[DATA EXCERPTS]
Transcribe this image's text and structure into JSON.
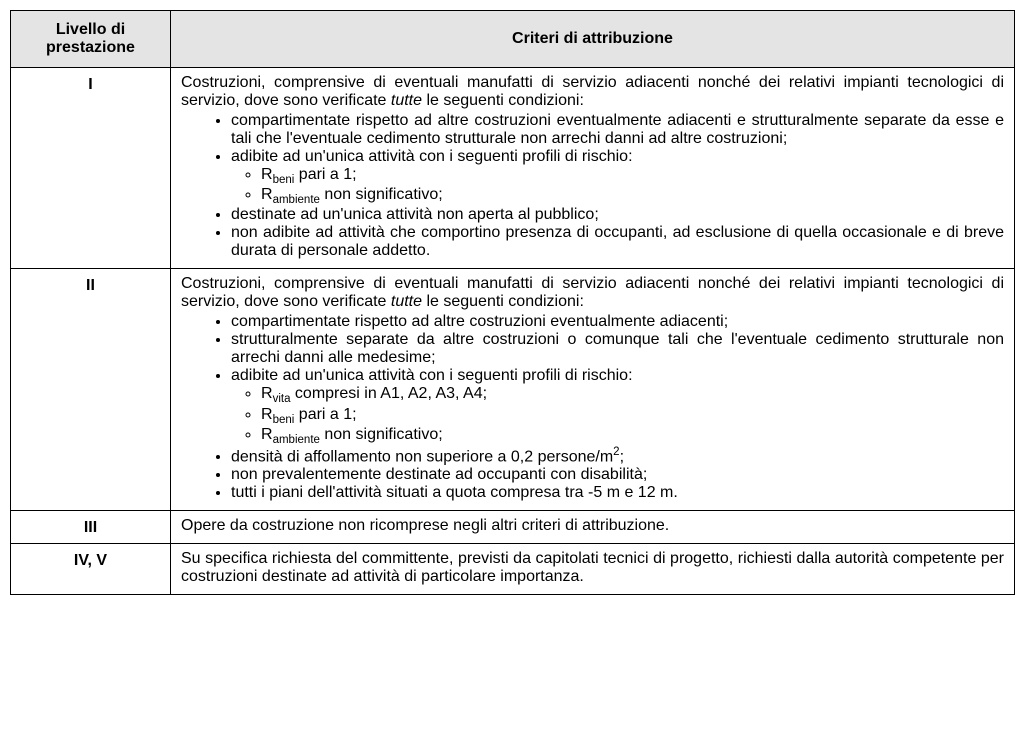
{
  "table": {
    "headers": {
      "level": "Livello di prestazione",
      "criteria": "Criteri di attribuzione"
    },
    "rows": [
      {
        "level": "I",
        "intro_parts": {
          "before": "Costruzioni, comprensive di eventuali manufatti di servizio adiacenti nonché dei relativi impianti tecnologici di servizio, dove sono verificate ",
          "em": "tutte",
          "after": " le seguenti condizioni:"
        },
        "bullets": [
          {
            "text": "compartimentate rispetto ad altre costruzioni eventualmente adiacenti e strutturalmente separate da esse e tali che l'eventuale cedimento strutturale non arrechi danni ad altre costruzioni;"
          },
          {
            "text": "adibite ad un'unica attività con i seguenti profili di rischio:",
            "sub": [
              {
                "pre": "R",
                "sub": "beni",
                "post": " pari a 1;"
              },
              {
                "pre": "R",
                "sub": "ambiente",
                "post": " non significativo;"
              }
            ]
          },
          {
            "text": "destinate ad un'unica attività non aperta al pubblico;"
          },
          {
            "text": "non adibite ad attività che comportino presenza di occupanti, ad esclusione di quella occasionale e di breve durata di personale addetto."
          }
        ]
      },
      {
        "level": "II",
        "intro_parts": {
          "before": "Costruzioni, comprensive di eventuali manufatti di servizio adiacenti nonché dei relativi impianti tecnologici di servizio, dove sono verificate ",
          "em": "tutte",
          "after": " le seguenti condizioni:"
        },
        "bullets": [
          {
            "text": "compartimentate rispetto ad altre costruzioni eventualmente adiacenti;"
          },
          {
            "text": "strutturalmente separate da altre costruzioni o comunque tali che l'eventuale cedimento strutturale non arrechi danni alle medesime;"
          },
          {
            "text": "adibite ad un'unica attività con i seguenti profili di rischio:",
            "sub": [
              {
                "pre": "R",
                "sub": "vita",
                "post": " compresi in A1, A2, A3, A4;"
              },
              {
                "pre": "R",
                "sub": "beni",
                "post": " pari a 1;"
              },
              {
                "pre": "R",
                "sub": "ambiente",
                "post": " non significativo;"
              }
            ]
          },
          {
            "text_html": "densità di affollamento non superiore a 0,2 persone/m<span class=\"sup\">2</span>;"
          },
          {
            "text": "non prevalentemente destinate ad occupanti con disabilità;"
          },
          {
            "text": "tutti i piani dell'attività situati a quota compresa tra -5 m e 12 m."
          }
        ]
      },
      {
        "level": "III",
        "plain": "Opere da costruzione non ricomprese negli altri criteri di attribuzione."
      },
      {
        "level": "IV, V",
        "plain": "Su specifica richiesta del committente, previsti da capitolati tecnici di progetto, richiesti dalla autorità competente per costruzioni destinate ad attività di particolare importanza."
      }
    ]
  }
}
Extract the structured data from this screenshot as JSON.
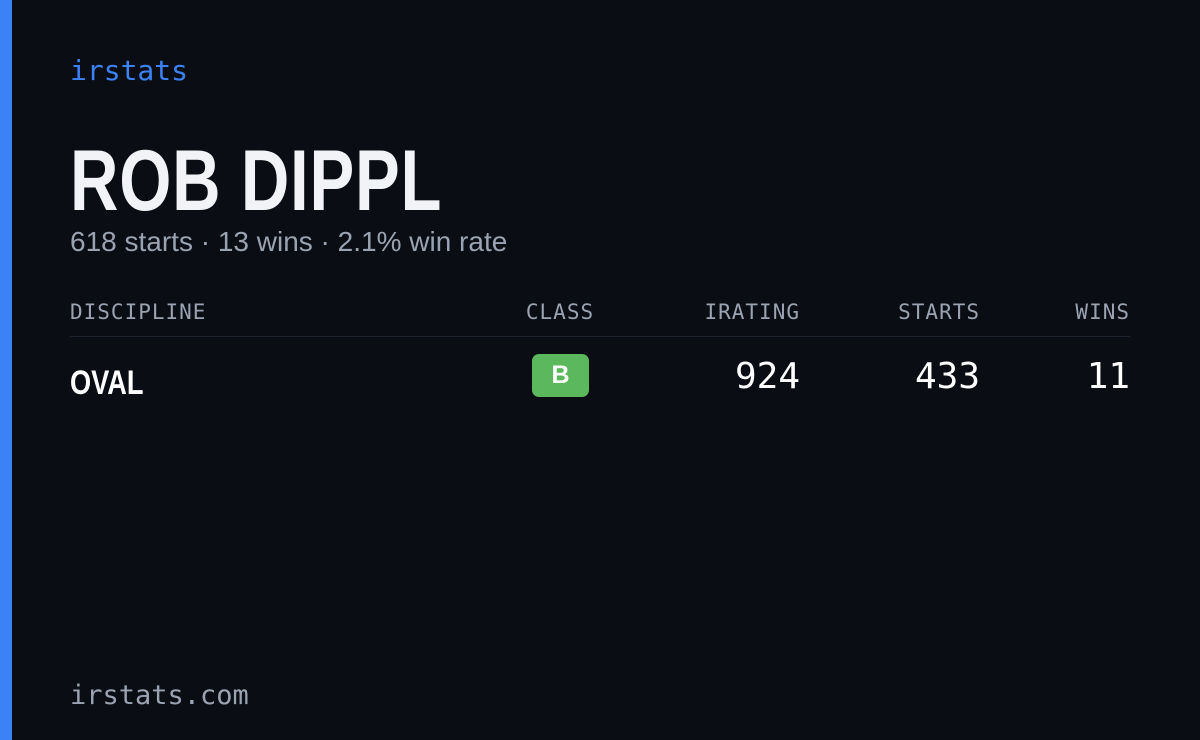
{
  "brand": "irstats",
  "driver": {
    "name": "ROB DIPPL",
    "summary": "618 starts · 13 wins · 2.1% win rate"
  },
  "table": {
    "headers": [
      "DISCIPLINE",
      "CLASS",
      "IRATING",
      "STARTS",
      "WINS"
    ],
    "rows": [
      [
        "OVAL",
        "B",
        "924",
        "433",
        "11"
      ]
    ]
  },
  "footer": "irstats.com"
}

==

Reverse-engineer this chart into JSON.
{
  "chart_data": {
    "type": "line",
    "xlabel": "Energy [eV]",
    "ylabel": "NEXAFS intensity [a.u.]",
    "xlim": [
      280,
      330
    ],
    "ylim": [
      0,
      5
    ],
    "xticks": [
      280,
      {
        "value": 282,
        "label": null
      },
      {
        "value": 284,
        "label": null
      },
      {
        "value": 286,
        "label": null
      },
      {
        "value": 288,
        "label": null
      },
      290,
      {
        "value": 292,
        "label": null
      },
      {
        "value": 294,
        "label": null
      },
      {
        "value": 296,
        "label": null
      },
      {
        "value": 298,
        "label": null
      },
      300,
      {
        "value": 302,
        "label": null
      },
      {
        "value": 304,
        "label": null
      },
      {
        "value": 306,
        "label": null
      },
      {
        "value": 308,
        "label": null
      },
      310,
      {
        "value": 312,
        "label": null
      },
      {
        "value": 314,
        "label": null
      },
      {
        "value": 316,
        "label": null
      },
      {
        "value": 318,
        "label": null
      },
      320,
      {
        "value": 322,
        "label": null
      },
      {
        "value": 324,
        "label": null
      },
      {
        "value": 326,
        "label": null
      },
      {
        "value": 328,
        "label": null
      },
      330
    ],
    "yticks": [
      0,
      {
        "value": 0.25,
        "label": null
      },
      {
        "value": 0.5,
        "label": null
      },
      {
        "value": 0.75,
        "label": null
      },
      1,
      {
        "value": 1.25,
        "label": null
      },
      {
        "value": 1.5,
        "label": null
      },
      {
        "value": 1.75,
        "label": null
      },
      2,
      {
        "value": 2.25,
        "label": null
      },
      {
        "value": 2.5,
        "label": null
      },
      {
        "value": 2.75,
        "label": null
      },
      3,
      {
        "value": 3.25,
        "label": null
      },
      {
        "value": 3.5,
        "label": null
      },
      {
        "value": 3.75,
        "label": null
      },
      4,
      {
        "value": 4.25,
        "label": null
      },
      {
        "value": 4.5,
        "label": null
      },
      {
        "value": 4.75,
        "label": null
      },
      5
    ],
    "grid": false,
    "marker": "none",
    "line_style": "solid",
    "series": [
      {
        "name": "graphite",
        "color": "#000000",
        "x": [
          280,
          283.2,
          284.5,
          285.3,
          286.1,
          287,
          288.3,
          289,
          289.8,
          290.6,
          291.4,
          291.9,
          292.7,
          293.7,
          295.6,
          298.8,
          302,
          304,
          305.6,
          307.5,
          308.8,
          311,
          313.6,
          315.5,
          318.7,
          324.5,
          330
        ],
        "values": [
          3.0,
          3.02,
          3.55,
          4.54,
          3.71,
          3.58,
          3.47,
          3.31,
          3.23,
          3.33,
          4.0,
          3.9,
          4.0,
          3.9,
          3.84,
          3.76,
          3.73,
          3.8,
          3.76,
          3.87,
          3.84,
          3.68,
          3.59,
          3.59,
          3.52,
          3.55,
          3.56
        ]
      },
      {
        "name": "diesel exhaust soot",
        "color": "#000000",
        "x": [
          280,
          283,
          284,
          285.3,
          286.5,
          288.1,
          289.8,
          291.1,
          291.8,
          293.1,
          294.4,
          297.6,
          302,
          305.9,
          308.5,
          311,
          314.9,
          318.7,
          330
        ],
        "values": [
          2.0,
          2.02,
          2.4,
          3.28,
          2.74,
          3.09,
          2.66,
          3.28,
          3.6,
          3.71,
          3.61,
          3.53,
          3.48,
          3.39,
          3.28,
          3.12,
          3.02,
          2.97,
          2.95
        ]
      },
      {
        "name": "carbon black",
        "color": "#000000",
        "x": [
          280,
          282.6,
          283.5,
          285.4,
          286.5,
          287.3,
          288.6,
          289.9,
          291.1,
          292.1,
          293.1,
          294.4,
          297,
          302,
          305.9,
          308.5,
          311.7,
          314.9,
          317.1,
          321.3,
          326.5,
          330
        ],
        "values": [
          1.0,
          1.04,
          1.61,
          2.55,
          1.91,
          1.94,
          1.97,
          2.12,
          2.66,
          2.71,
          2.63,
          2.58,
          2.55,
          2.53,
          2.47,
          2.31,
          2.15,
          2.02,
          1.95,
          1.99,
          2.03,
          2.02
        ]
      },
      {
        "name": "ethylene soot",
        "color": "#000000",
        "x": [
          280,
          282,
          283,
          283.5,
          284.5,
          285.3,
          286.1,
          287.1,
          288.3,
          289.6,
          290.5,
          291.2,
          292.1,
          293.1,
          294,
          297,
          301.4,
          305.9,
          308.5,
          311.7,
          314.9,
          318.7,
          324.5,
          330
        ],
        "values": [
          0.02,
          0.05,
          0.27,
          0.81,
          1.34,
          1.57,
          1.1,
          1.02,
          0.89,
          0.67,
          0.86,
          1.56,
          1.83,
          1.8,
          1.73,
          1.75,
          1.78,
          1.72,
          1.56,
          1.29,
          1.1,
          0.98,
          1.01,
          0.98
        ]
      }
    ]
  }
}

[DIRECTIONS FOR THIS TASK]
List every line above that holds the word "rispetto".

[FULL RESPONSE]
            "text": "compartimentate rispetto ad altre costruzioni eventualmente adiacenti e strutturalmente separate da esse e tali che l'eventuale cedimento strutturale non arrechi danni ad altre costruzioni;"
            "text": "compartimentate rispetto ad altre costruzioni eventualmente adiacenti;"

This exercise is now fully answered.